**PROBLEM DETAILS**
Locate the lines where "Federal" occurs and copy them as they stand.
>> START DATASET ENTRIES
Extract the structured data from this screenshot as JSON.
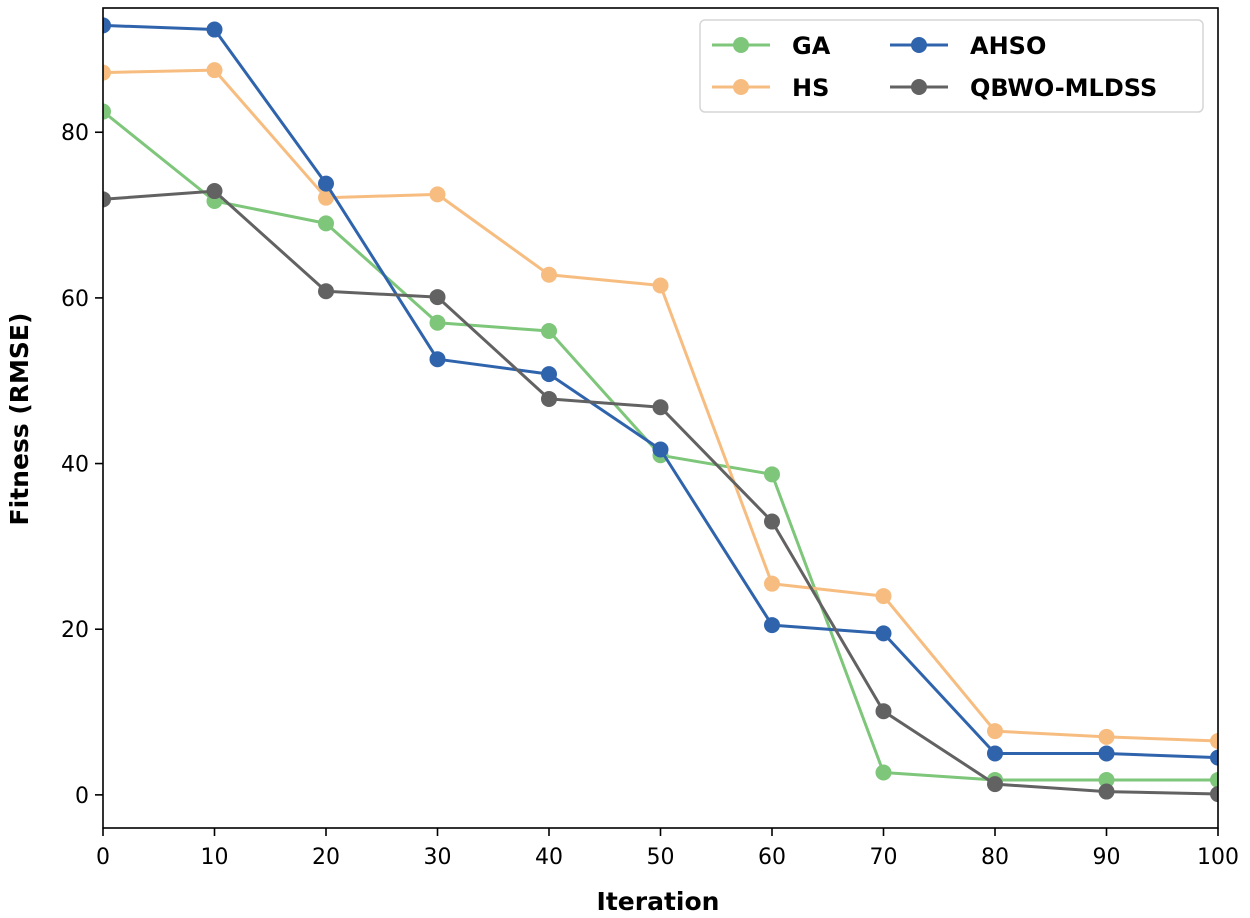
{
  "chart_data": {
    "type": "line",
    "title": "",
    "xlabel": "Iteration",
    "ylabel": "Fitness (RMSE)",
    "x": [
      0,
      10,
      20,
      30,
      40,
      50,
      60,
      70,
      80,
      90,
      100
    ],
    "xlim": [
      0,
      100
    ],
    "ylim": [
      -4,
      95
    ],
    "xticks": [
      0,
      10,
      20,
      30,
      40,
      50,
      60,
      70,
      80,
      90,
      100
    ],
    "yticks": [
      0,
      20,
      40,
      60,
      80
    ],
    "grid": false,
    "legend_position": "top-right",
    "series": [
      {
        "name": "GA",
        "color": "#7dc67a",
        "values": [
          82.5,
          71.7,
          69.0,
          57.0,
          56.0,
          41.0,
          38.7,
          2.7,
          1.8,
          1.8,
          1.8
        ]
      },
      {
        "name": "HS",
        "color": "#f7bd80",
        "values": [
          87.2,
          87.5,
          72.1,
          72.5,
          62.8,
          61.5,
          25.5,
          24.0,
          7.7,
          7.0,
          6.5
        ]
      },
      {
        "name": "AHSO",
        "color": "#2f64ad",
        "values": [
          92.9,
          92.4,
          73.8,
          52.6,
          50.8,
          41.7,
          20.5,
          19.5,
          5.0,
          5.0,
          4.5
        ]
      },
      {
        "name": "QBWO-MLDSS",
        "color": "#626262",
        "values": [
          71.9,
          72.9,
          60.8,
          60.1,
          47.8,
          46.8,
          33.0,
          10.1,
          1.3,
          0.4,
          0.1
        ]
      }
    ],
    "legend_order": [
      "GA",
      "AHSO",
      "HS",
      "QBWO-MLDSS"
    ]
  }
}
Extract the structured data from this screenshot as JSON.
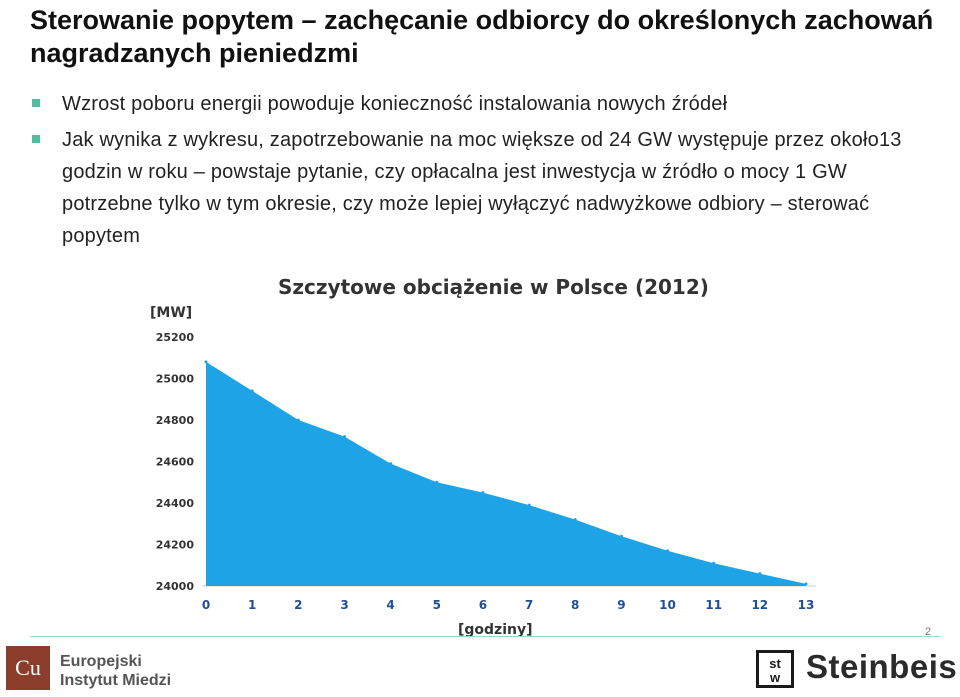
{
  "slide": {
    "title": "Sterowanie popytem – zachęcanie odbiorcy do określonych zachowań nagradzanych pieniedzmi",
    "bullets": [
      "Wzrost poboru energii powoduje konieczność instalowania nowych źródeł",
      "Jak wynika z wykresu, zapotrzebowanie na moc większe od 24 GW występuje przez około13 godzin w roku – powstaje pytanie, czy opłacalna jest inwestycja w źródło o mocy 1 GW potrzebne tylko w tym okresie, czy może lepiej wyłączyć nadwyżkowe odbiory – sterować popytem"
    ],
    "page_number": "2"
  },
  "chart_data": {
    "type": "area",
    "title": "Szczytowe obciążenie w Polsce (2012)",
    "ylabel": "[MW]",
    "xlabel": "[godziny]",
    "x": [
      0,
      1,
      2,
      3,
      4,
      5,
      6,
      7,
      8,
      9,
      10,
      11,
      12,
      13
    ],
    "y": [
      25080,
      24940,
      24800,
      24720,
      24590,
      24500,
      24450,
      24390,
      24320,
      24240,
      24170,
      24110,
      24060,
      24010
    ],
    "xlim": [
      0,
      13
    ],
    "ylim": [
      24000,
      25200
    ],
    "yticks": [
      24000,
      24200,
      24400,
      24600,
      24800,
      25000,
      25200
    ],
    "xticks": [
      "0",
      "1",
      "2",
      "3",
      "4",
      "5",
      "6",
      "7",
      "8",
      "9",
      "10",
      "11",
      "12",
      "13"
    ],
    "color": "#1ea4e6",
    "tick_color": "#1f4e9a"
  },
  "logos": {
    "left_mark": "Cu",
    "left_text_line1": "Europejski",
    "left_text_line2": "Instytut Miedzi",
    "right_mark_top": "st",
    "right_mark_bottom": "w",
    "right_text": "Steinbeis"
  },
  "colors": {
    "bullet": "#4dbfa0",
    "footer_line": "#9bd9c6",
    "eim_brand": "#8a3d2a"
  }
}
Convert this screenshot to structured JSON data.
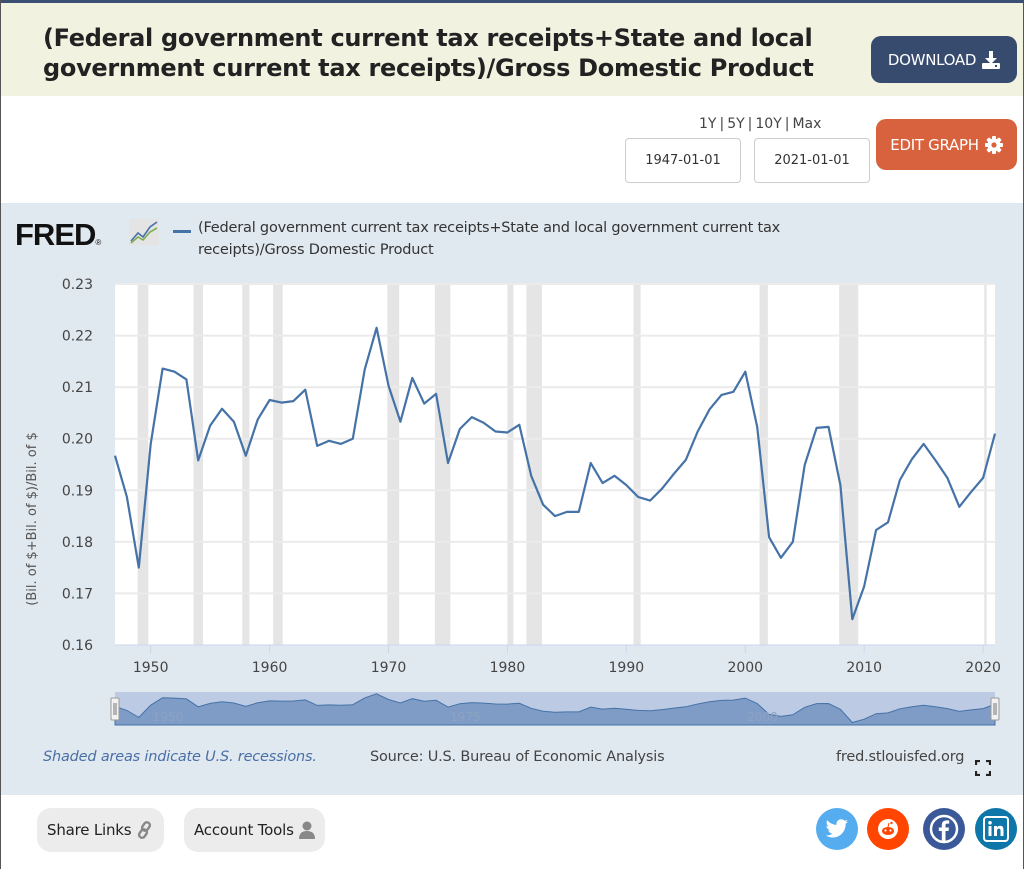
{
  "header": {
    "title": "(Federal government current tax receipts+State and local government current tax receipts)/Gross Domestic Product",
    "download_label": "DOWNLOAD"
  },
  "controls": {
    "range_links": [
      "1Y",
      "5Y",
      "10Y",
      "Max"
    ],
    "start_date": "1947-01-01",
    "end_date": "2021-01-01",
    "edit_graph_label": "EDIT GRAPH"
  },
  "chart_panel": {
    "logo_text": "FRED",
    "logo_registered": "®"
  },
  "footer": {
    "recession_note": "Shaded areas indicate U.S. recessions.",
    "source": "Source: U.S. Bureau of Economic Analysis",
    "site": "fred.stlouisfed.org"
  },
  "bottom_bar": {
    "share_links_label": "Share Links",
    "account_tools_label": "Account Tools",
    "social": [
      "twitter",
      "reddit",
      "facebook",
      "linkedin"
    ]
  },
  "colors": {
    "series_line": "#4572a7",
    "download_button": "#364b6e",
    "edit_button": "#d9623e",
    "recession_band": "#e5e5e5",
    "panel_bg": "#e1e9f0",
    "twitter": "#55acee",
    "reddit": "#ff4500",
    "facebook": "#3b5998",
    "linkedin": "#0e76a8"
  },
  "chart_data": {
    "type": "line",
    "title": "",
    "legend": [
      "(Federal government current tax receipts+State and local government current tax receipts)/Gross Domestic Product"
    ],
    "legend_placement": "top-left",
    "xlabel": "",
    "ylabel": "(Bil. of $+Bil. of $)/Bil. of $",
    "xlim": [
      1947,
      2021
    ],
    "ylim": [
      0.16,
      0.23
    ],
    "yticks": [
      "0.16",
      "0.17",
      "0.18",
      "0.19",
      "0.20",
      "0.21",
      "0.22",
      "0.23"
    ],
    "xticks": [
      "1950",
      "1960",
      "1970",
      "1980",
      "1990",
      "2000",
      "2010",
      "2020"
    ],
    "grid": true,
    "navigator_labels": [
      "1950",
      "1975",
      "2000"
    ],
    "series": [
      {
        "name": "(Federal government current tax receipts+State and local government current tax receipts)/Gross Domestic Product",
        "x": [
          1947,
          1948,
          1949,
          1950,
          1951,
          1952,
          1953,
          1954,
          1955,
          1956,
          1957,
          1958,
          1959,
          1960,
          1961,
          1962,
          1963,
          1964,
          1965,
          1966,
          1967,
          1968,
          1969,
          1970,
          1971,
          1972,
          1973,
          1974,
          1975,
          1976,
          1977,
          1978,
          1979,
          1980,
          1981,
          1982,
          1983,
          1984,
          1985,
          1986,
          1987,
          1988,
          1989,
          1990,
          1991,
          1992,
          1993,
          1994,
          1995,
          1996,
          1997,
          1998,
          1999,
          2000,
          2001,
          2002,
          2003,
          2004,
          2005,
          2006,
          2007,
          2008,
          2009,
          2010,
          2011,
          2012,
          2013,
          2014,
          2015,
          2016,
          2017,
          2018,
          2019,
          2020,
          2021
        ],
        "values": [
          0.1967,
          0.1887,
          0.175,
          0.199,
          0.2136,
          0.213,
          0.2115,
          0.1958,
          0.2025,
          0.2058,
          0.2033,
          0.1967,
          0.2037,
          0.2075,
          0.207,
          0.2073,
          0.2095,
          0.1986,
          0.1996,
          0.199,
          0.2,
          0.2134,
          0.2215,
          0.2103,
          0.2033,
          0.2118,
          0.2068,
          0.2087,
          0.1953,
          0.2019,
          0.2042,
          0.2031,
          0.2014,
          0.2012,
          0.2027,
          0.1928,
          0.1872,
          0.185,
          0.1858,
          0.1858,
          0.1953,
          0.1914,
          0.1928,
          0.191,
          0.1887,
          0.188,
          0.1903,
          0.1932,
          0.1959,
          0.2014,
          0.2057,
          0.2085,
          0.2091,
          0.213,
          0.2023,
          0.1809,
          0.1769,
          0.18,
          0.1949,
          0.2021,
          0.2023,
          0.191,
          0.165,
          0.1714,
          0.1823,
          0.1838,
          0.192,
          0.196,
          0.199,
          0.1958,
          0.1924,
          0.1868,
          0.1897,
          0.1924,
          0.201
        ]
      }
    ],
    "recessions": [
      [
        1948.9,
        1949.8
      ],
      [
        1953.6,
        1954.4
      ],
      [
        1957.7,
        1958.3
      ],
      [
        1960.3,
        1961.1
      ],
      [
        1969.9,
        1970.9
      ],
      [
        1973.9,
        1975.2
      ],
      [
        1980.0,
        1980.5
      ],
      [
        1981.6,
        1982.9
      ],
      [
        1990.6,
        1991.2
      ],
      [
        2001.2,
        2001.9
      ],
      [
        2007.9,
        2009.5
      ],
      [
        2020.1,
        2020.3
      ]
    ]
  }
}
>> END DATASET ENTRIES
**SOLVED PROBLEM**
    "title": "(Federal government current tax receipts+State and local government current tax receipts)/Gross Domestic Product",
      "(Federal government current tax receipts+State and local government current tax receipts)/Gross Domestic Product"
        "name": "(Federal government current tax receipts+State and local government current tax receipts)/Gross Domestic Product",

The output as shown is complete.